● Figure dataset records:
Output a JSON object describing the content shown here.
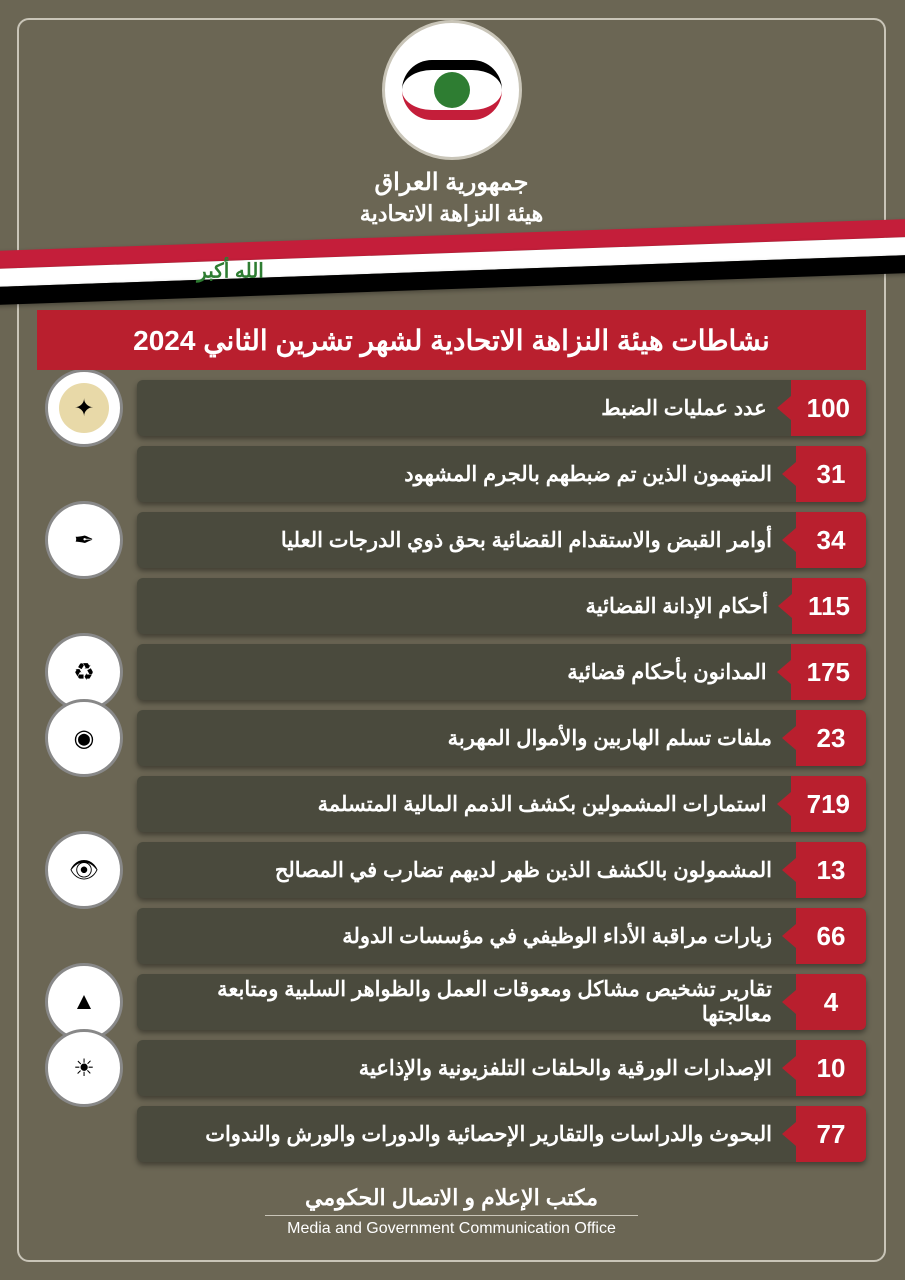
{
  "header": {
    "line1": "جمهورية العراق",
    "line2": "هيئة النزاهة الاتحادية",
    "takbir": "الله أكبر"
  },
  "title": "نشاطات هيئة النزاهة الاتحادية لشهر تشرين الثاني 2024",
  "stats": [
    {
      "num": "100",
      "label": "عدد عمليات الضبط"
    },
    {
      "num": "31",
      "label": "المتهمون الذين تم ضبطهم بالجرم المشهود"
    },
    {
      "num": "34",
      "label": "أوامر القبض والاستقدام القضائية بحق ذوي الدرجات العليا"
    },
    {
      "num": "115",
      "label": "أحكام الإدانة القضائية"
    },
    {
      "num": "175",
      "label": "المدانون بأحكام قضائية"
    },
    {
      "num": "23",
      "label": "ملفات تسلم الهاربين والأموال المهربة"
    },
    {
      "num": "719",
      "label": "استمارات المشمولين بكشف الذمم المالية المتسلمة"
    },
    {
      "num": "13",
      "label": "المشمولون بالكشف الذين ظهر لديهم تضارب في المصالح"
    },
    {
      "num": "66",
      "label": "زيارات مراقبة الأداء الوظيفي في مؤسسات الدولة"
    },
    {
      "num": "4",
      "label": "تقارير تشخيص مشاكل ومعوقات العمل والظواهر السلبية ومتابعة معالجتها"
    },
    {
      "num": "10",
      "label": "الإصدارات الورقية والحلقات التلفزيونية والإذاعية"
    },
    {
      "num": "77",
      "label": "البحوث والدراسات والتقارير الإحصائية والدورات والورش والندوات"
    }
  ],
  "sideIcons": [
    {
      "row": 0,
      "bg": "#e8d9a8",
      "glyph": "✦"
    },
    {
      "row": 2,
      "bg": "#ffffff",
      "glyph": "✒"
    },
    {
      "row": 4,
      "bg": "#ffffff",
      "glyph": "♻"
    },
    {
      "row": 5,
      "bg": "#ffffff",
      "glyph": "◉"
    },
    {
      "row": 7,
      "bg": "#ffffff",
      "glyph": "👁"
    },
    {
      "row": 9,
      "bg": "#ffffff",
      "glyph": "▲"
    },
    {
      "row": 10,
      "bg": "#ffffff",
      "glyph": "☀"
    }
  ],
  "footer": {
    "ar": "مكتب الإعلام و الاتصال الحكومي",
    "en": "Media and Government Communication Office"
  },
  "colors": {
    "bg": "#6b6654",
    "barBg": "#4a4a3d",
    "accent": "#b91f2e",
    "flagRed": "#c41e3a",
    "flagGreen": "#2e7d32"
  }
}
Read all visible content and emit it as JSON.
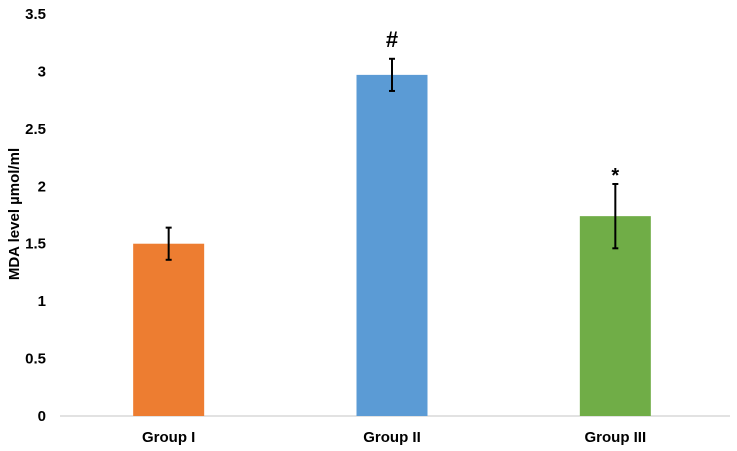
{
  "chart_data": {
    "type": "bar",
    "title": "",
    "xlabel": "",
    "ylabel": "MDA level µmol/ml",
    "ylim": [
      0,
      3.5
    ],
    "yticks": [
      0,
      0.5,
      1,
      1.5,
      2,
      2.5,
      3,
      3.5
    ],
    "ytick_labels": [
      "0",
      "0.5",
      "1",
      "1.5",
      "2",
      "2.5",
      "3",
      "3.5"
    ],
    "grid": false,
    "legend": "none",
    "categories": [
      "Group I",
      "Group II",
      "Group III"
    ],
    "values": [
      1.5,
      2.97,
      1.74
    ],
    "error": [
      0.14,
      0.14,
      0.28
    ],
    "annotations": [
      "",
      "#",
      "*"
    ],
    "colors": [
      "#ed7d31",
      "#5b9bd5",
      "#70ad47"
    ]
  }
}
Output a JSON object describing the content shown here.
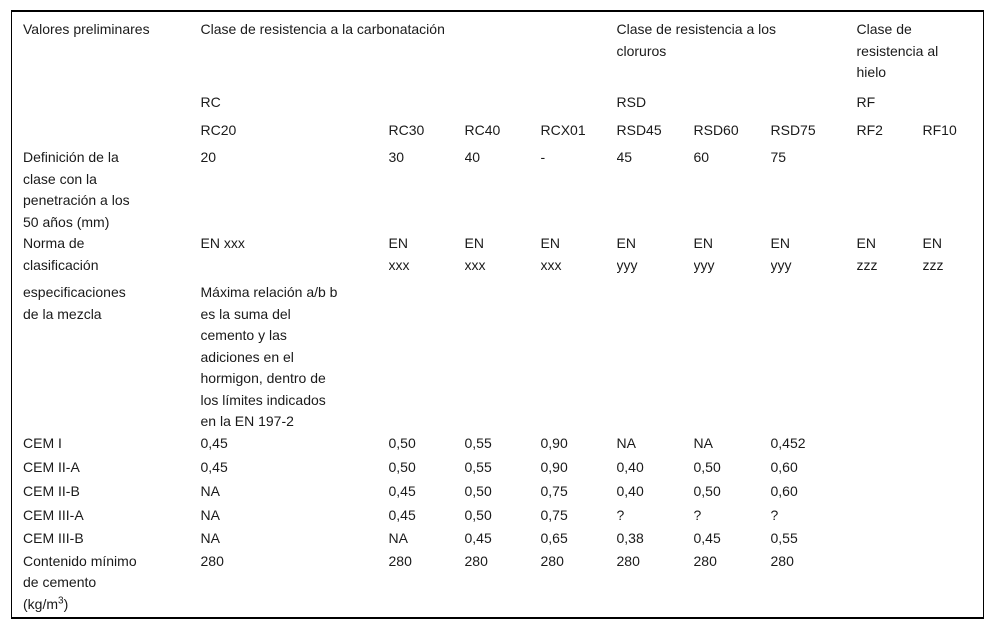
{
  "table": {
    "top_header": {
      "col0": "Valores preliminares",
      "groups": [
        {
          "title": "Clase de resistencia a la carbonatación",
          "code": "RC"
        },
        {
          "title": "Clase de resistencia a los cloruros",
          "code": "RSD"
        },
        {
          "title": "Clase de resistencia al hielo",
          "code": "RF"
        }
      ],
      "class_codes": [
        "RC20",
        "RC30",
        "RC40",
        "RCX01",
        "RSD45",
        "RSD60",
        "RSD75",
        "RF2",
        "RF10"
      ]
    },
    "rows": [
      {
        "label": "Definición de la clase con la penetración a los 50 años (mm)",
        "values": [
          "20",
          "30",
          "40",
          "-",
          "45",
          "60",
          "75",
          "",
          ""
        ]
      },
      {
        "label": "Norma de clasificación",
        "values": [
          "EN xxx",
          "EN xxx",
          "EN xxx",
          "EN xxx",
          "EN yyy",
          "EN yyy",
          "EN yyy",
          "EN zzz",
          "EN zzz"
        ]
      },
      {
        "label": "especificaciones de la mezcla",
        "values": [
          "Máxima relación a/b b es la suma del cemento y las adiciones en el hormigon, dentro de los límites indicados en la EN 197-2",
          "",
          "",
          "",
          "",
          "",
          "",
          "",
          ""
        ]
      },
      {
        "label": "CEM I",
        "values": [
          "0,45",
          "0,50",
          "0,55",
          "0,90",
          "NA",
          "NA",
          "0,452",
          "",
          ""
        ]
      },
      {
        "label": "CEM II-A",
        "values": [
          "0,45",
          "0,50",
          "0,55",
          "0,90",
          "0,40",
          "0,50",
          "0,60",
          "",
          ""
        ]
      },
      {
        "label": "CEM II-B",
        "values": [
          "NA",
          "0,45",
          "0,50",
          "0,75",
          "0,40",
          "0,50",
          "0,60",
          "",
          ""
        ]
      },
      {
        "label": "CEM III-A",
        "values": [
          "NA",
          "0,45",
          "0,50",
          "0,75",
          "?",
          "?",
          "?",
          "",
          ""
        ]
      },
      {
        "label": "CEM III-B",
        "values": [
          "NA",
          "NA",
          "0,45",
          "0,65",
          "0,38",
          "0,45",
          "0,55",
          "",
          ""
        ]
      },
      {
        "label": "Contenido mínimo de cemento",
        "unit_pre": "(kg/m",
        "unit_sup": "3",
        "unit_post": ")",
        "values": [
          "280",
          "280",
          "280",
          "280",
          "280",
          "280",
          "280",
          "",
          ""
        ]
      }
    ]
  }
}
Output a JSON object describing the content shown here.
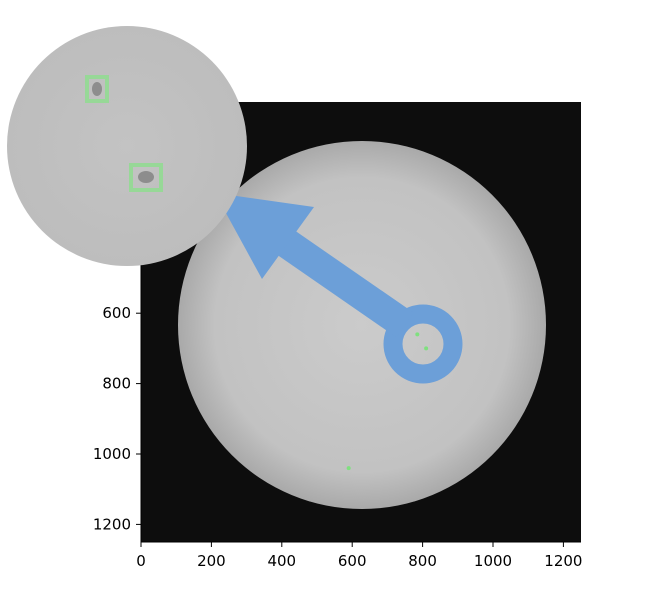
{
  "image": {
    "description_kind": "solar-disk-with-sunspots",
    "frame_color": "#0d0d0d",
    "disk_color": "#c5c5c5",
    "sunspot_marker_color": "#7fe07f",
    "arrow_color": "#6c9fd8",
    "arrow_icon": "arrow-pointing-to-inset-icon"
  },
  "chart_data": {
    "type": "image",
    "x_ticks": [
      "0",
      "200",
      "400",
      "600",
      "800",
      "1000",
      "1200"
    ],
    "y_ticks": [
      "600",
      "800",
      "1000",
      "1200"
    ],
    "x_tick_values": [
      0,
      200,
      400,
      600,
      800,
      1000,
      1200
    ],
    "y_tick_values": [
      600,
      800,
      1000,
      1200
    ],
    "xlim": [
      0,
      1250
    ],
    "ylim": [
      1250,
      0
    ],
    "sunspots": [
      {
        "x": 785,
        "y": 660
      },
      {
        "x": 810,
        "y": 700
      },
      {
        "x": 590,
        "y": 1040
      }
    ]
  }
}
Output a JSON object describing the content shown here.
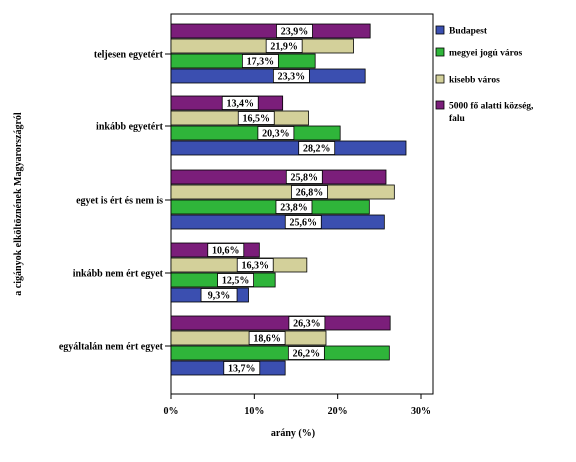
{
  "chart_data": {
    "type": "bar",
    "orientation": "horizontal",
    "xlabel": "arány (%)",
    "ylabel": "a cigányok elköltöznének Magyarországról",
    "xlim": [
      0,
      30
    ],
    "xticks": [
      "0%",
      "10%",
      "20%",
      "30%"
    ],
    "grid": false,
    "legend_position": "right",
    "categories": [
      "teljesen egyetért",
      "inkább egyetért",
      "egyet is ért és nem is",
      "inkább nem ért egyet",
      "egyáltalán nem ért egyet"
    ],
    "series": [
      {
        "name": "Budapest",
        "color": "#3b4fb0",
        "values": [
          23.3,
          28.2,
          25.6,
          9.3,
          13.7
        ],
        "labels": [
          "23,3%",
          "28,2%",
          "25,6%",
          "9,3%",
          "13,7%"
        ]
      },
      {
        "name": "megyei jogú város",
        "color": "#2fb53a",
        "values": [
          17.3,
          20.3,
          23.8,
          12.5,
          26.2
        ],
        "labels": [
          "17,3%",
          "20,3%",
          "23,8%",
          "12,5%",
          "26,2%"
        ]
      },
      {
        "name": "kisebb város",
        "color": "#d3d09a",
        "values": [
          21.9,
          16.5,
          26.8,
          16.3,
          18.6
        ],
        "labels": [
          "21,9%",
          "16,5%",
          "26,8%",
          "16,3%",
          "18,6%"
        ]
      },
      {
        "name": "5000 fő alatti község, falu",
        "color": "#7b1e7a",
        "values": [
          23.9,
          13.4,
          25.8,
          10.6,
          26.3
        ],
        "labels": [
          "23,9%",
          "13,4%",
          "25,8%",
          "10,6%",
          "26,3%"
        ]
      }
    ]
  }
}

● EXERCISE:
Go through the listing above and locate each line that holds the word "title". Copy those lines.

● EXERCISE SOLUTION:
  "title": "نشاطات هيئة النزاهة الاتحادية لشهر تشرين الثاني 2024",
    "title": "",
          "title": "Clase de resistencia a la carbonatación",
          "title": "Clase de resistencia a los cloruros",
          "title": "Clase de resistencia al hielo",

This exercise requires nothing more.